[Entries with figure data]
---+---

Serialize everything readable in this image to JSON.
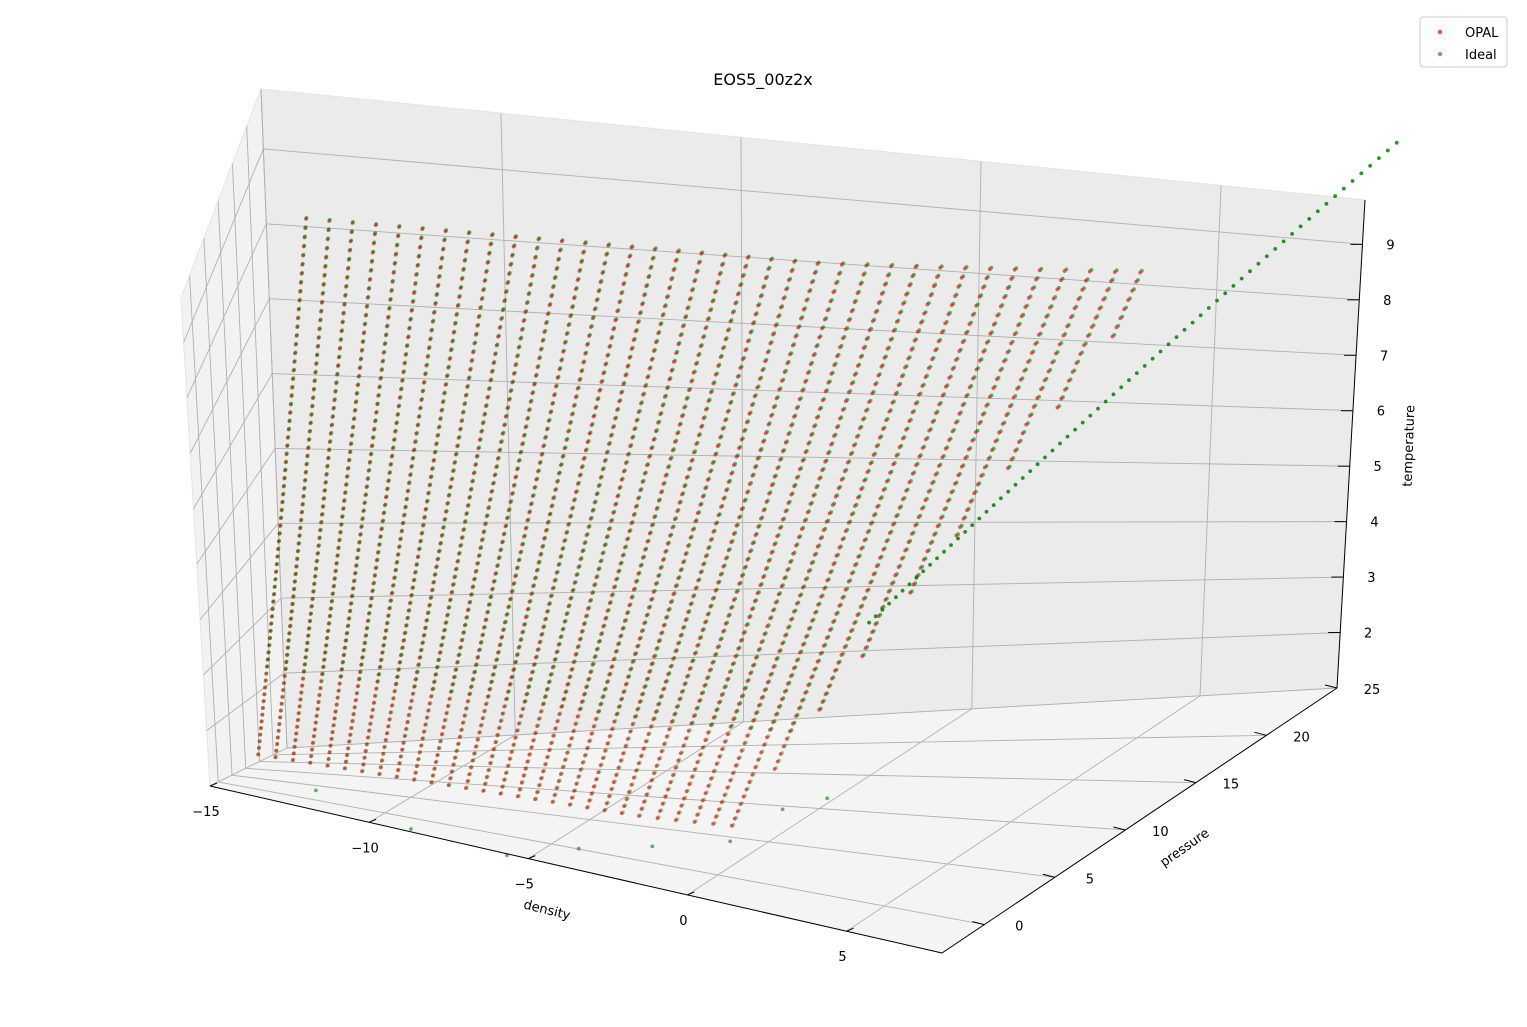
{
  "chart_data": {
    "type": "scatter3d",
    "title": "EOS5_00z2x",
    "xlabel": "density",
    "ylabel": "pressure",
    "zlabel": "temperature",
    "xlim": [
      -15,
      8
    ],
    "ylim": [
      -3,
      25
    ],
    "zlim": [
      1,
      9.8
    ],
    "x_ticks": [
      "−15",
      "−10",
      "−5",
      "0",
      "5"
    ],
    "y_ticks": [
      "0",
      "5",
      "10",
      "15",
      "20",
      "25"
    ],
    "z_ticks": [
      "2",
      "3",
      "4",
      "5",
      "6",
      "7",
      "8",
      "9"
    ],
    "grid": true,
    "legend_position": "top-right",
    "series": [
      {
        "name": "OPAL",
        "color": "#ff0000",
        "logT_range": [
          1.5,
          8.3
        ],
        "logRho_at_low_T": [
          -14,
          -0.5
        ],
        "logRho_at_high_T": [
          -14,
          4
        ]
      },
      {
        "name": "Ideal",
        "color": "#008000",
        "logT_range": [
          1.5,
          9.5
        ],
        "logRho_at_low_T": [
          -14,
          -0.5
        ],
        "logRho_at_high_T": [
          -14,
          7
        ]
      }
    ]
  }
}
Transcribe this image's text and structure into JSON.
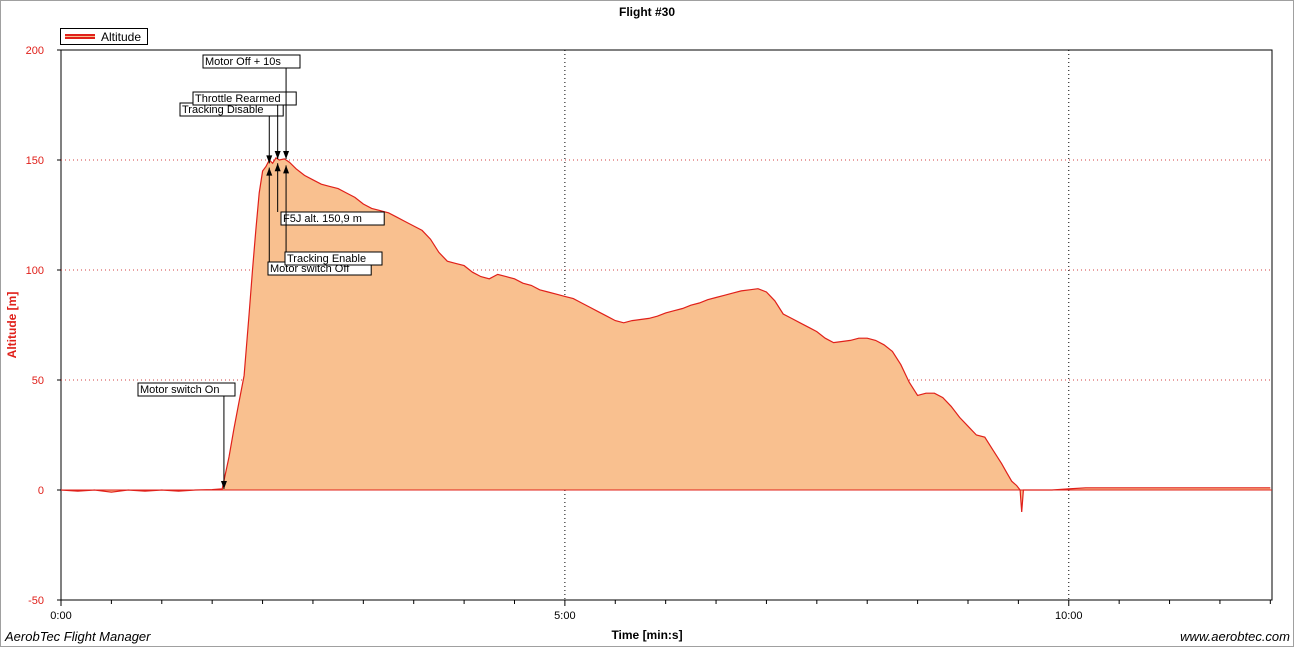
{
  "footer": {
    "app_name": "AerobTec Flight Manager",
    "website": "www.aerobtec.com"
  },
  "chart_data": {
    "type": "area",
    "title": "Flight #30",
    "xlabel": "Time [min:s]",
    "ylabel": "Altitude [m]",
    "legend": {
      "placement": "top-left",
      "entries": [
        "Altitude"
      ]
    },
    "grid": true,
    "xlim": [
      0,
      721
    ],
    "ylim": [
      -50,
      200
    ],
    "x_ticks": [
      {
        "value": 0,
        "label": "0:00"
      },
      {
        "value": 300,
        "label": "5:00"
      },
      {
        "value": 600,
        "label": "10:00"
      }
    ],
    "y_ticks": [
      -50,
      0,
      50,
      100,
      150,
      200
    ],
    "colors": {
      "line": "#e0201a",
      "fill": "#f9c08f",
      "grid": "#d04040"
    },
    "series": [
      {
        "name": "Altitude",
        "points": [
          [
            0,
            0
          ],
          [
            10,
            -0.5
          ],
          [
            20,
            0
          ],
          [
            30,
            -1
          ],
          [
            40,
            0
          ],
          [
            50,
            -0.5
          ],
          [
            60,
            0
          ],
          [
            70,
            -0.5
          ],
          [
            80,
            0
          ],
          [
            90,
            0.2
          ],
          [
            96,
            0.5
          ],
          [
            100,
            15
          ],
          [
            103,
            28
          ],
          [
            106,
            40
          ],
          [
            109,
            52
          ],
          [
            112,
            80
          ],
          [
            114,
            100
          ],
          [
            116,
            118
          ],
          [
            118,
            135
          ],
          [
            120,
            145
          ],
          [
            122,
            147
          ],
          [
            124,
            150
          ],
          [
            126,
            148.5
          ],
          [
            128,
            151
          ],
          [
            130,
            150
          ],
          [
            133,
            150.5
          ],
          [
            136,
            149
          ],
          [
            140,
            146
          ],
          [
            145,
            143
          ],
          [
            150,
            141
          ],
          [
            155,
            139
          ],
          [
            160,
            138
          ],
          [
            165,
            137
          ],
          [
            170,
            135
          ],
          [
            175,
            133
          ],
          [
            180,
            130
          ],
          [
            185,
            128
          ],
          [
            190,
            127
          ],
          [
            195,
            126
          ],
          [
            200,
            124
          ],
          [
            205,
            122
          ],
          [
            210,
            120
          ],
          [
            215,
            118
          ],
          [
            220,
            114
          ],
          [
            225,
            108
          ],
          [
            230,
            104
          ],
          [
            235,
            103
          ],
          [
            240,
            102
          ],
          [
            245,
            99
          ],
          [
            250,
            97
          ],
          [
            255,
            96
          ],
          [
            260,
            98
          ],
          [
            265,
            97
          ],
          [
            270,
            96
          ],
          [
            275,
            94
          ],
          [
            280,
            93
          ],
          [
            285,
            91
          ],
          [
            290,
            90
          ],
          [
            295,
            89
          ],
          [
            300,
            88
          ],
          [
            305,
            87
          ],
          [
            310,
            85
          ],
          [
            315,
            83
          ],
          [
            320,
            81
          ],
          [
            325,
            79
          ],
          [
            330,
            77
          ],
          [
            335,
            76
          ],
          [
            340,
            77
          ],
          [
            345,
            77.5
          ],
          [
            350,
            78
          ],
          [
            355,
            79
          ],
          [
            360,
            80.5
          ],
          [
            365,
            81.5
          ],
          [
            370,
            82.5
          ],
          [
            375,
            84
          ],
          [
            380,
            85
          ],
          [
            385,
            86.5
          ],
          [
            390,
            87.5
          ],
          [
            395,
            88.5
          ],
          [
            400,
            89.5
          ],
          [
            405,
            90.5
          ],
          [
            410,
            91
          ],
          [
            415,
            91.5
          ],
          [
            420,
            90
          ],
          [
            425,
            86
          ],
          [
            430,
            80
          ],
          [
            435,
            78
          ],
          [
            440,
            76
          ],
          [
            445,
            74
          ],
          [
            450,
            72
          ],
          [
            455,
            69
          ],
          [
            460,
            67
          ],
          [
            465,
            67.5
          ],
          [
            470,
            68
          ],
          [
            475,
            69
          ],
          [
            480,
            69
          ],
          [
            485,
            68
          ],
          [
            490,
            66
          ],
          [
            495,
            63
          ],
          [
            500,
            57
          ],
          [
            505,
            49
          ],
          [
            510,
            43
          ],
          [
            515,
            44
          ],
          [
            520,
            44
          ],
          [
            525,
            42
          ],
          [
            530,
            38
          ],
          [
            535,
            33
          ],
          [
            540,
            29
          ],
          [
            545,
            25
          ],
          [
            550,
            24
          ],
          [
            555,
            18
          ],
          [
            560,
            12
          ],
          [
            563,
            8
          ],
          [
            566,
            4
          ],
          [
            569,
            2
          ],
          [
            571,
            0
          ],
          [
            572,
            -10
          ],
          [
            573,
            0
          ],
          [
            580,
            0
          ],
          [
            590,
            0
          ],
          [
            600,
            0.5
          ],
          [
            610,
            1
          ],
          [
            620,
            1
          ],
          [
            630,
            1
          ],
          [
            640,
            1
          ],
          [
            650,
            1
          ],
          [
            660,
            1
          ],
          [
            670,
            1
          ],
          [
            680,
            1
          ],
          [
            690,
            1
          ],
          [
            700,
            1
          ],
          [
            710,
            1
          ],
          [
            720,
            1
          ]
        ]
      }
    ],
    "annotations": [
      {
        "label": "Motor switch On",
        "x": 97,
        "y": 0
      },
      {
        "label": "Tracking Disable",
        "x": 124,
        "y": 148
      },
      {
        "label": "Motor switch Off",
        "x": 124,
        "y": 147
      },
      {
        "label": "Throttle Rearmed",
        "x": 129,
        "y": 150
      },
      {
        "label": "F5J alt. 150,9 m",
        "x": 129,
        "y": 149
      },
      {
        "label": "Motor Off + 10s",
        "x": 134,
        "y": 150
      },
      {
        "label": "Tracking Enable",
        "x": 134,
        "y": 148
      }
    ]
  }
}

---+---

**WRITTEN REQUEST**: Report the number of lines in the listing that include the string "switch"; give nothing but the number.

**PROBLEM SOLUTION**: 2